→ What you are asked to do
Transcribe each record below word for word.
....
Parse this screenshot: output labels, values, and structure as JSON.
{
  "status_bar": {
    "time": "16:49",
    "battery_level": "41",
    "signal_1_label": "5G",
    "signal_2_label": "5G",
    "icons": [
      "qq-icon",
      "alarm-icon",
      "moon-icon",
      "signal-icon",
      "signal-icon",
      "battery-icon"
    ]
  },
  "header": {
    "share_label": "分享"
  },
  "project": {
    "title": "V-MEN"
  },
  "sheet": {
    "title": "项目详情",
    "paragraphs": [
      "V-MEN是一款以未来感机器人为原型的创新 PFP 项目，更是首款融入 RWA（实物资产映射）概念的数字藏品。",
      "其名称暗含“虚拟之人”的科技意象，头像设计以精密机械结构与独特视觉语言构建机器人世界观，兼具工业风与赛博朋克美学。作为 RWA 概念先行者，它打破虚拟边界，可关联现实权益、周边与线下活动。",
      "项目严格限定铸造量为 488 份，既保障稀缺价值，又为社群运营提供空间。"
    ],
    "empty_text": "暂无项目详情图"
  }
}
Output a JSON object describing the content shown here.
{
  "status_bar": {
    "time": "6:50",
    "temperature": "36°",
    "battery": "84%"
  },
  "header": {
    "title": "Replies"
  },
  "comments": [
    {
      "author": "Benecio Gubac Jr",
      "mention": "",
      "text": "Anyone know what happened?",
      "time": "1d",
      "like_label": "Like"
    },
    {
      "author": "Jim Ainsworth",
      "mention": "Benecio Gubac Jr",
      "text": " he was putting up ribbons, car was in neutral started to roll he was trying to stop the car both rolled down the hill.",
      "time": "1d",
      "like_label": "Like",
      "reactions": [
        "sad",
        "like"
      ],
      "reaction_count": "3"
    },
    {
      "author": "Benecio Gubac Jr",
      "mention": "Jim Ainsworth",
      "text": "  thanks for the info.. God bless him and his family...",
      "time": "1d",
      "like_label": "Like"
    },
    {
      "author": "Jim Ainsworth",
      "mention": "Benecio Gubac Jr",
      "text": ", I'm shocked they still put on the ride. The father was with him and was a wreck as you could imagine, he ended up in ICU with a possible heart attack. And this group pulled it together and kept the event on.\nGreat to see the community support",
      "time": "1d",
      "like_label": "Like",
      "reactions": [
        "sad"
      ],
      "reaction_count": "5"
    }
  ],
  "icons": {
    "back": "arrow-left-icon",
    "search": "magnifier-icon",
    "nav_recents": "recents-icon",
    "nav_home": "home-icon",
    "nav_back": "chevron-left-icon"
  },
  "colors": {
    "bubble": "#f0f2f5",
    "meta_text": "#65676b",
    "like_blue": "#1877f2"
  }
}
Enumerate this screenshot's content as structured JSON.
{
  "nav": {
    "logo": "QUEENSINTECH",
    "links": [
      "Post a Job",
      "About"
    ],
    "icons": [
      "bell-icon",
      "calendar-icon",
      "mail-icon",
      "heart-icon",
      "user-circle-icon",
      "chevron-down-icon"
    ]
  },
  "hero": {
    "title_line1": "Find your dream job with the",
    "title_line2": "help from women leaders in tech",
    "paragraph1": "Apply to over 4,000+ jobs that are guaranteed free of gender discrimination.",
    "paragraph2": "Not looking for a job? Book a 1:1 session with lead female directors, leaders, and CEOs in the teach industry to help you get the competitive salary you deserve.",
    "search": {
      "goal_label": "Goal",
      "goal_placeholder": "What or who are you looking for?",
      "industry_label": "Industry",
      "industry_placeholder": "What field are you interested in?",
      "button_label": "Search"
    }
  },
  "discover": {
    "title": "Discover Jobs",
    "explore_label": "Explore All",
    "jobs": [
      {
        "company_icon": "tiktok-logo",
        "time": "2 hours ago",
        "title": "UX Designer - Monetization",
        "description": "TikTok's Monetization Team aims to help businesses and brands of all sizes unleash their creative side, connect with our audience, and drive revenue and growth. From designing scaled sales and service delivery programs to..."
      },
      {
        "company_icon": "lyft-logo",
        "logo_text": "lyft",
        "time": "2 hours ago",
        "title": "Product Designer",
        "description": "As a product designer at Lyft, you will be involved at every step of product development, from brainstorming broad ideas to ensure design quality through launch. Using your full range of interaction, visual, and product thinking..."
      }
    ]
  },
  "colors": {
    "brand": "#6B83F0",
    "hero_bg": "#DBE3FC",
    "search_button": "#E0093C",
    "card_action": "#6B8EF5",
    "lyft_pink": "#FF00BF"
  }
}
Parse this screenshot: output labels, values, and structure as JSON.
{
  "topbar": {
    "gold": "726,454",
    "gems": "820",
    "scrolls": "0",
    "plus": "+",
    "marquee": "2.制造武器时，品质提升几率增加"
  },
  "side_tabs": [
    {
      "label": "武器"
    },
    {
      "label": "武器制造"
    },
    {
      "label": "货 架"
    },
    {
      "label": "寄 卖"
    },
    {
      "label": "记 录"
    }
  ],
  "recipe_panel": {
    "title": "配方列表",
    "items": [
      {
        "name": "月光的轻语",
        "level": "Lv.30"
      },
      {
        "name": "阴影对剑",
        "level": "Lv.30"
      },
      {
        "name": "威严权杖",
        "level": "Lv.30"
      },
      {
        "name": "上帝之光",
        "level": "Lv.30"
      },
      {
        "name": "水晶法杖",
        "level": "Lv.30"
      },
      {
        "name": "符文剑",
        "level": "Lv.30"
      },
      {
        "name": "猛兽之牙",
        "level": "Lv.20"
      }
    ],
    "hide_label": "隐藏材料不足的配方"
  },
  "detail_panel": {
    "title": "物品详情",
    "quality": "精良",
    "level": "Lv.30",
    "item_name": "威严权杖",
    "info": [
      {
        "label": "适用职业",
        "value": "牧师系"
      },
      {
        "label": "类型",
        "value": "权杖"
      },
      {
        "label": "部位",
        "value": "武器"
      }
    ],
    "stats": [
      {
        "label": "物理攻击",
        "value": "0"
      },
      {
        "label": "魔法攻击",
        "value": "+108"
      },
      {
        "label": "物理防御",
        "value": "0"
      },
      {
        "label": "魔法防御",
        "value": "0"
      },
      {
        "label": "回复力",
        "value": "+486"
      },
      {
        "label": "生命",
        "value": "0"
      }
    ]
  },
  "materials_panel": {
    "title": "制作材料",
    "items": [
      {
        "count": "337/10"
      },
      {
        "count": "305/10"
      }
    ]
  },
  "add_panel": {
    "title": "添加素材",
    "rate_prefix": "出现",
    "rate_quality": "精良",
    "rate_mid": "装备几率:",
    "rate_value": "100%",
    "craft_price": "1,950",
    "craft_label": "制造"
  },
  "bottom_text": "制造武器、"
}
....
→ Correct answer
Parse this screenshot: output labels, values, and structure as JSON.
{
  "status_bar": {
    "time": "16:49",
    "battery_level": "41",
    "signal_1_label": "5G",
    "signal_2_label": "5G",
    "icons": [
      "qq-icon",
      "alarm-icon",
      "moon-icon",
      "signal-icon",
      "signal-icon",
      "battery-icon"
    ]
  },
  "header": {
    "share_label": "分享"
  },
  "project": {
    "title": "V-MEN"
  },
  "sheet": {
    "title": "项目详情",
    "paragraphs": [
      "V-MEN是一款以未来感机器人为原型的创新 PFP 项目，更是首款融入 RWA（实物资产映射）概念的数字藏品。",
      "其名称暗含“虚拟之人”的科技意象，头像设计以精密机械结构与独特视觉语言构建机器人世界观，兼具工业风与赛博朋克美学。作为 RWA 概念先行者，它打破虚拟边界，可关联现实权益、周边与线下活动。",
      "项目严格限定铸造量为 488 份，既保障稀缺价值，又为社群运营提供空间。"
    ],
    "empty_text": "暂无项目详情图"
  }
}
Output a JSON object describing the content shown here.
{
  "status_bar": {
    "time": "6:50",
    "temperature": "36°",
    "battery": "84%"
  },
  "header": {
    "title": "Replies"
  },
  "comments": [
    {
      "author": "Benecio Gubac Jr",
      "mention": "",
      "text": "Anyone know what happened?",
      "time": "1d",
      "like_label": "Like"
    },
    {
      "author": "Jim Ainsworth",
      "mention": "Benecio Gubac Jr",
      "text": " he was putting up ribbons, car was in neutral started to roll he was trying to stop the car both rolled down the hill.",
      "time": "1d",
      "like_label": "Like",
      "reactions": [
        "sad",
        "like"
      ],
      "reaction_count": "3"
    },
    {
      "author": "Benecio Gubac Jr",
      "mention": "Jim Ainsworth",
      "text": "  thanks for the info.. God bless him and his family...",
      "time": "1d",
      "like_label": "Like"
    },
    {
      "author": "Jim Ainsworth",
      "mention": "Benecio Gubac Jr",
      "text": ", I'm shocked they still put on the ride. The father was with him and was a wreck as you could imagine, he ended up in ICU with a possible heart attack. And this group pulled it together and kept the event on.\nGreat to see the community support",
      "time": "1d",
      "like_label": "Like",
      "reactions": [
        "sad"
      ],
      "reaction_count": "5"
    }
  ],
  "icons": {
    "back": "arrow-left-icon",
    "search": "magnifier-icon",
    "nav_recents": "recents-icon",
    "nav_home": "home-icon",
    "nav_back": "chevron-left-icon"
  },
  "colors": {
    "bubble": "#f0f2f5",
    "meta_text": "#65676b",
    "like_blue": "#1877f2"
  }
}
Enumerate this screenshot's content as structured JSON.
{
  "nav": {
    "logo": "QUEENSINTECH",
    "links": [
      "Post a Job",
      "About"
    ],
    "icons": [
      "bell-icon",
      "calendar-icon",
      "mail-icon",
      "heart-icon",
      "user-circle-icon",
      "chevron-down-icon"
    ]
  },
  "hero": {
    "title_line1": "Find your dream job with the",
    "title_line2": "help from women leaders in tech",
    "paragraph1": "Apply to over 4,000+ jobs that are guaranteed free of gender discrimination.",
    "paragraph2": "Not looking for a job? Book a 1:1 session with lead female directors, leaders, and CEOs in the teach industry to help you get the competitive salary you deserve.",
    "search": {
      "goal_label": "Goal",
      "goal_placeholder": "What or who are you looking for?",
      "industry_label": "Industry",
      "industry_placeholder": "What field are you interested in?",
      "button_label": "Search"
    }
  },
  "discover": {
    "title": "Discover Jobs",
    "explore_label": "Explore All",
    "jobs": [
      {
        "company_icon": "tiktok-logo",
        "time": "2 hours ago",
        "title": "UX Designer - Monetization",
        "description": "TikTok's Monetization Team aims to help businesses and brands of all sizes unleash their creative side, connect with our audience, and drive revenue and growth. From designing scaled sales and service delivery programs to..."
      },
      {
        "company_icon": "lyft-logo",
        "logo_text": "lyft",
        "time": "2 hours ago",
        "title": "Product Designer",
        "description": "As a product designer at Lyft, you will be involved at every step of product development, from brainstorming broad ideas to ensure design quality through launch. Using your full range of interaction, visual, and product thinking..."
      }
    ]
  },
  "colors": {
    "brand": "#6B83F0",
    "hero_bg": "#DBE3FC",
    "search_button": "#E0093C",
    "card_action": "#6B8EF5",
    "lyft_pink": "#FF00BF"
  }
}
Parse this screenshot: output labels, values, and structure as JSON.
{
  "topbar": {
    "gold": "726,454",
    "gems": "820",
    "scrolls": "0",
    "plus": "+",
    "marquee": "2.制造武器时，品质提升几率增加"
  },
  "side_tabs": [
    {
      "label": "武器"
    },
    {
      "label": "武器制造"
    },
    {
      "label": "货 架"
    },
    {
      "label": "寄 卖"
    },
    {
      "label": "记 录"
    }
  ],
  "recipe_panel": {
    "title": "配方列表",
    "items": [
      {
        "name": "月光的轻语",
        "level": "Lv.30"
      },
      {
        "name": "阴影对剑",
        "level": "Lv.30"
      },
      {
        "name": "威严权杖",
        "level": "Lv.30"
      },
      {
        "name": "上帝之光",
        "level": "Lv.30"
      },
      {
        "name": "水晶法杖",
        "level": "Lv.30"
      },
      {
        "name": "符文剑",
        "level": "Lv.30"
      },
      {
        "name": "猛兽之牙",
        "level": "Lv.20"
      }
    ],
    "hide_label": "隐藏材料不足的配方"
  },
  "detail_panel": {
    "title": "物品详情",
    "quality": "精良",
    "level": "Lv.30",
    "item_name": "威严权杖",
    "info": [
      {
        "label": "适用职业",
        "value": "牧师系"
      },
      {
        "label": "类型",
        "value": "权杖"
      },
      {
        "label": "部位",
        "value": "武器"
      }
    ],
    "stats": [
      {
        "label": "物理攻击",
        "value": "0"
      },
      {
        "label": "魔法攻击",
        "value": "+108"
      },
      {
        "label": "物理防御",
        "value": "0"
      },
      {
        "label": "魔法防御",
        "value": "0"
      },
      {
        "label": "回复力",
        "value": "+486"
      },
      {
        "label": "生命",
        "value": "0"
      }
    ]
  },
  "materials_panel": {
    "title": "制作材料",
    "items": [
      {
        "count": "337/10"
      },
      {
        "count": "305/10"
      }
    ]
  },
  "add_panel": {
    "title": "添加素材",
    "rate_prefix": "出现",
    "rate_quality": "精良",
    "rate_mid": "装备几率:",
    "rate_value": "100%",
    "craft_price": "1,950",
    "craft_label": "制造"
  },
  "bottom_text": "制造武器、"
}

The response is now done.